## EXERCISE TASK:
List every line in this data where the string "Filtros" occurs.
-*-*-
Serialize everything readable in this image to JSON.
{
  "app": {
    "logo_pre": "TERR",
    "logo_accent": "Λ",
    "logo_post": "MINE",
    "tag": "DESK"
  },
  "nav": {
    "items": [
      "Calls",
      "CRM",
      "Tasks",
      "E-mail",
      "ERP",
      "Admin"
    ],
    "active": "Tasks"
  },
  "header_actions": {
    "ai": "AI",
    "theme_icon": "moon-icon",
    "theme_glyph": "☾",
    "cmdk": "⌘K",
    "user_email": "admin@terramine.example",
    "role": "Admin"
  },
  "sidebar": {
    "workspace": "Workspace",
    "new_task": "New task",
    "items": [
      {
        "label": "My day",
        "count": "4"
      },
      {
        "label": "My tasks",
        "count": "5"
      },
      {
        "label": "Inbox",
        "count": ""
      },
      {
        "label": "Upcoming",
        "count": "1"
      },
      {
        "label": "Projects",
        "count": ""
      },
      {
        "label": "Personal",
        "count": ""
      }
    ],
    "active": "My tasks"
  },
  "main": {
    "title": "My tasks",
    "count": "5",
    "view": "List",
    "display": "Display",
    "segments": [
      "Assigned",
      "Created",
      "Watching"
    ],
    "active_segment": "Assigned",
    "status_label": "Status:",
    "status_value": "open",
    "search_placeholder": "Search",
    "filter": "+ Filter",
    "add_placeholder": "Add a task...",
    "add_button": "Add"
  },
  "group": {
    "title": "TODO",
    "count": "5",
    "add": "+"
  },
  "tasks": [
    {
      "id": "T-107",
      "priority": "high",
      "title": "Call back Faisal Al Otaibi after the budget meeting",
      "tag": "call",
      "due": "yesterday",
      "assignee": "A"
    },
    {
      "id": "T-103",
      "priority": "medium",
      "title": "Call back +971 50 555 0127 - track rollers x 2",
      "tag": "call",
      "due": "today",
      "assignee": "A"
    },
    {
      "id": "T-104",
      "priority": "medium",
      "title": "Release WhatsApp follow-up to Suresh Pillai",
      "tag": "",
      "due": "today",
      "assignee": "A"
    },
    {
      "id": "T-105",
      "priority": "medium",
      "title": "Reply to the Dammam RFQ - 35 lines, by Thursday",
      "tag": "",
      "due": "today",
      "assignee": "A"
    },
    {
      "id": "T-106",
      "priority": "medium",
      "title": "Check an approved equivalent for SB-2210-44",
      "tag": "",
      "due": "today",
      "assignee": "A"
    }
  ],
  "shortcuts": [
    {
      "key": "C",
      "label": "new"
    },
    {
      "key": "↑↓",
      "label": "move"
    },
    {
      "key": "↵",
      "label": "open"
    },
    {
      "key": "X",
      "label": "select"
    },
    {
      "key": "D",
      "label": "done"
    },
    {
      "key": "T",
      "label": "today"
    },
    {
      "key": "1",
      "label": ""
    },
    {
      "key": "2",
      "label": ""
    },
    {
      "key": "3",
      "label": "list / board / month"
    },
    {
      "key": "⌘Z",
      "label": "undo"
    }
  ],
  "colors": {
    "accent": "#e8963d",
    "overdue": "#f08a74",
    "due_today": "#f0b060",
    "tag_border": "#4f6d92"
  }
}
-*-*-
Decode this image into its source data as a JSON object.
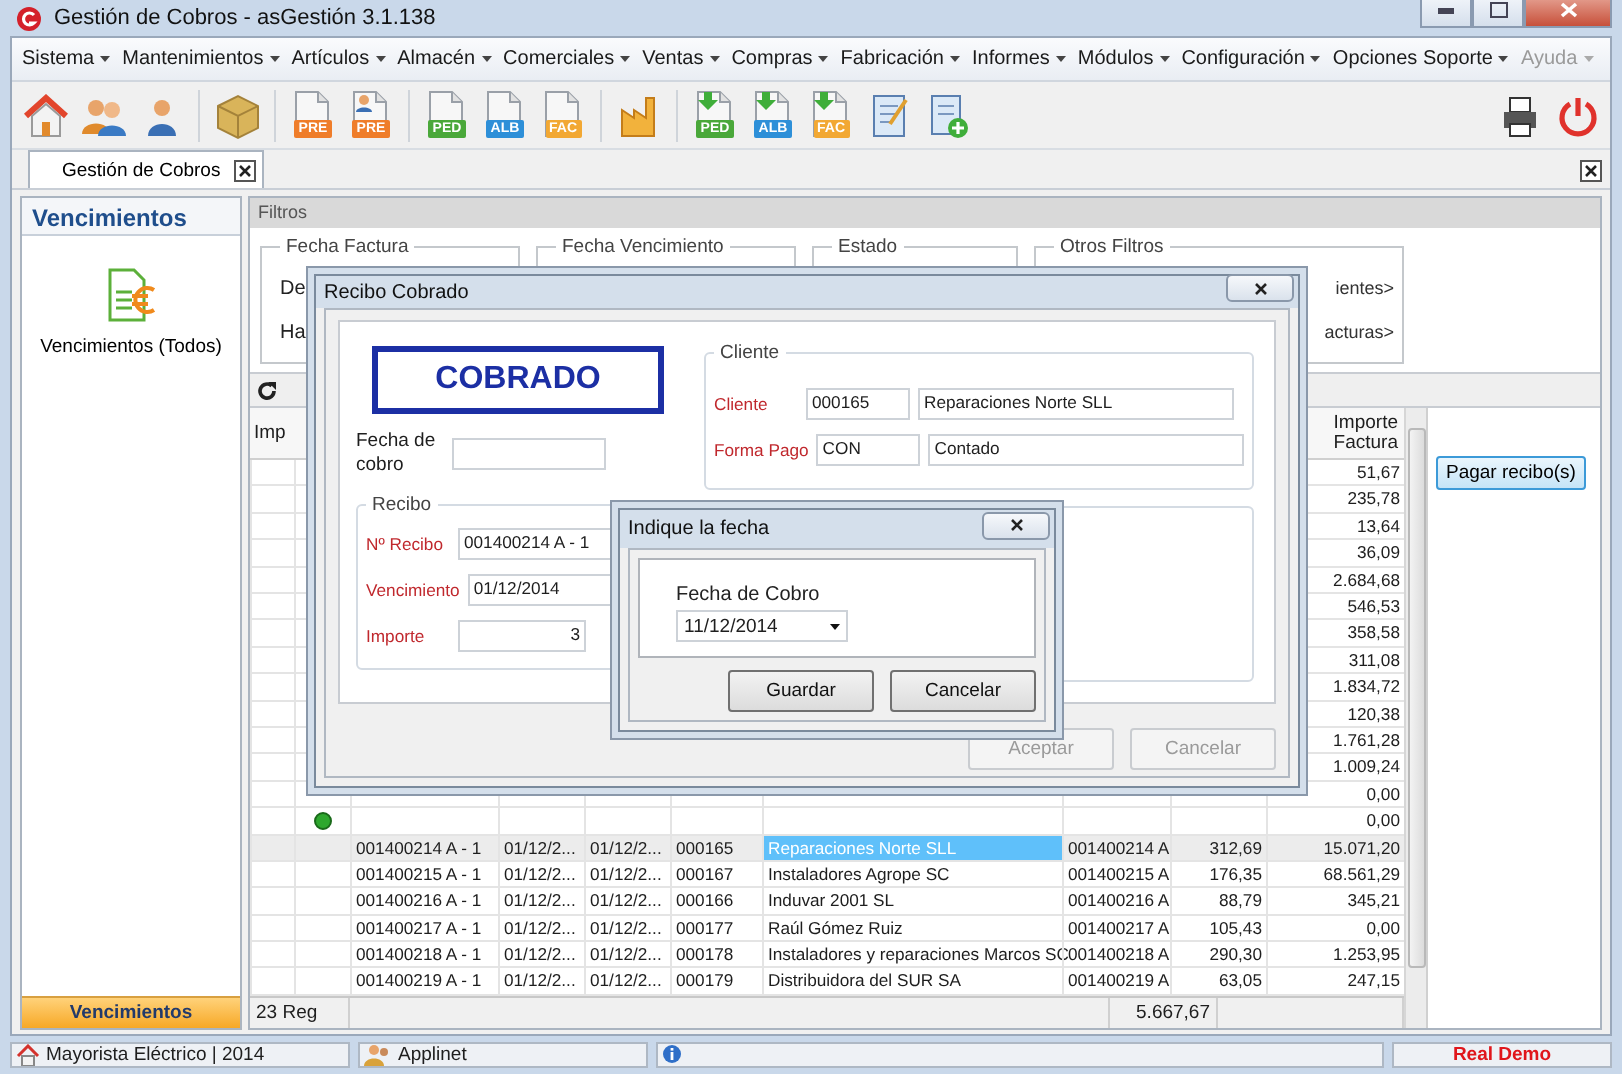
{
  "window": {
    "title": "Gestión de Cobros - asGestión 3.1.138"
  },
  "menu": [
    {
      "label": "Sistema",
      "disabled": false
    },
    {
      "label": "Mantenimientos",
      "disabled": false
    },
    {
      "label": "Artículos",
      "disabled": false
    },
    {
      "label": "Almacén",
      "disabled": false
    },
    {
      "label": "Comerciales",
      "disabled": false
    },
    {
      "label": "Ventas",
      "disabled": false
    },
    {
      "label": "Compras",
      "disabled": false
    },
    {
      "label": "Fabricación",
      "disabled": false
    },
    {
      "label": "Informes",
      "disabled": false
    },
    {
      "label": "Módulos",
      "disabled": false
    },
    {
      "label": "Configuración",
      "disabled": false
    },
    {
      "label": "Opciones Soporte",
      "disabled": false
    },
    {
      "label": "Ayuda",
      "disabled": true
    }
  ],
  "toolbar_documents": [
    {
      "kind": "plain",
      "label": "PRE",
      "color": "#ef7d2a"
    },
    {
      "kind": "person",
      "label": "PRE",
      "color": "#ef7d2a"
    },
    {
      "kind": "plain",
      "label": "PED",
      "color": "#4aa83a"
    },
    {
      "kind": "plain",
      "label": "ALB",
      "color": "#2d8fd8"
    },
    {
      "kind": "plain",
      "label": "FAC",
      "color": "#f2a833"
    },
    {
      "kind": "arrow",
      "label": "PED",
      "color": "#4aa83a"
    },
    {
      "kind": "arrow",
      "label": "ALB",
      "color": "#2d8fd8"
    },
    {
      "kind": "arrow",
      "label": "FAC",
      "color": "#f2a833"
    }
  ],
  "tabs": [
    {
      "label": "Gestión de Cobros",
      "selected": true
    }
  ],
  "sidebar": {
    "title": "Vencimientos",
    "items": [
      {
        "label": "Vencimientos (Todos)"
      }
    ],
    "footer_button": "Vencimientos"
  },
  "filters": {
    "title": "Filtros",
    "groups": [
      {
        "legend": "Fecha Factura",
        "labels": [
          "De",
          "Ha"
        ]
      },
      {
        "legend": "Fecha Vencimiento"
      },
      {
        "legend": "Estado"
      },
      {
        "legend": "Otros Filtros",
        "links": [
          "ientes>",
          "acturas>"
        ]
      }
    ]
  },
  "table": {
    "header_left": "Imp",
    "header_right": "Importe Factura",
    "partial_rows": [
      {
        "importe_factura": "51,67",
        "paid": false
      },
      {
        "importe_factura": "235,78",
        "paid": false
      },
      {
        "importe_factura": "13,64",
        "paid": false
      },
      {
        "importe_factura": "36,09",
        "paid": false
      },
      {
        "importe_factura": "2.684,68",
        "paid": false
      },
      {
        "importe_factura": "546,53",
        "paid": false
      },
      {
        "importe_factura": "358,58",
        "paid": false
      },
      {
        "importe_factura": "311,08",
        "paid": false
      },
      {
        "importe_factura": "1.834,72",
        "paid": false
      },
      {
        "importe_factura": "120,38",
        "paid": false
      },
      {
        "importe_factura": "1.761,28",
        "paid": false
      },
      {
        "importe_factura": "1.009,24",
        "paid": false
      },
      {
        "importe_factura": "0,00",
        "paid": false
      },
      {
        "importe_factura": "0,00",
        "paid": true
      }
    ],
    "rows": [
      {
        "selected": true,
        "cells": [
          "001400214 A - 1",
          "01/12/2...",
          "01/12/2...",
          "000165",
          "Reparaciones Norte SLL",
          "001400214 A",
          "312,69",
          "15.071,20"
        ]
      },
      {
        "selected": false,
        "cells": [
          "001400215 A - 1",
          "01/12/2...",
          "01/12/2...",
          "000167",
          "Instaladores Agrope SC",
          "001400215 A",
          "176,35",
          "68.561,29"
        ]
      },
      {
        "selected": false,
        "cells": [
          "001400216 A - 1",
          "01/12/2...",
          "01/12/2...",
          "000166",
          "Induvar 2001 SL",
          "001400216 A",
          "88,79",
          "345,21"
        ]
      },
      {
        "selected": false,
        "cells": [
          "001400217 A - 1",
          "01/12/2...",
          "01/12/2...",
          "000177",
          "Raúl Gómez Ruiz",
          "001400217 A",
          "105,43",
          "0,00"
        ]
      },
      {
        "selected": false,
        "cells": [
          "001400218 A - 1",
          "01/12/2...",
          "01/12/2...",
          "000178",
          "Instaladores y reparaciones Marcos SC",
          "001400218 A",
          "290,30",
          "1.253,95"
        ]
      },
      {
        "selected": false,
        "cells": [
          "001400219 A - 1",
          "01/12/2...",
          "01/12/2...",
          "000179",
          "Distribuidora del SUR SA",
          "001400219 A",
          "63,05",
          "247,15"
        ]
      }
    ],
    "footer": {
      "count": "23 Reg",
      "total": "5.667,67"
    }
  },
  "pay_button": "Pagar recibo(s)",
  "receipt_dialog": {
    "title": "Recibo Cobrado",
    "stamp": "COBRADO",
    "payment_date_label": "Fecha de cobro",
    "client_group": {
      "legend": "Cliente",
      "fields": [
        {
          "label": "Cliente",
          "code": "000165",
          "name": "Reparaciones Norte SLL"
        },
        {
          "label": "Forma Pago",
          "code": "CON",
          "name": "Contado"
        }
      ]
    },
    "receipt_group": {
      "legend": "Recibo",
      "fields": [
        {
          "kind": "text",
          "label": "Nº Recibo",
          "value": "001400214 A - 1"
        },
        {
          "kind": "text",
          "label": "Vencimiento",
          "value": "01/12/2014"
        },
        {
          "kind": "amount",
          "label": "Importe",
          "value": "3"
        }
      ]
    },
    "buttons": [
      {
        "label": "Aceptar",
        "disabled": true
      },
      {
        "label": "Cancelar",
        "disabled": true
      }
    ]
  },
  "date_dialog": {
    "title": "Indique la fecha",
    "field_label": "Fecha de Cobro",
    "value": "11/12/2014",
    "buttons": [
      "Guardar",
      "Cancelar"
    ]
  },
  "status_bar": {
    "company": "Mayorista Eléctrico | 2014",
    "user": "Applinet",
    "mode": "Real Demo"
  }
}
-*-*-
## ANSWER:
    "title": "Filtros",
        "legend": "Otros Filtros",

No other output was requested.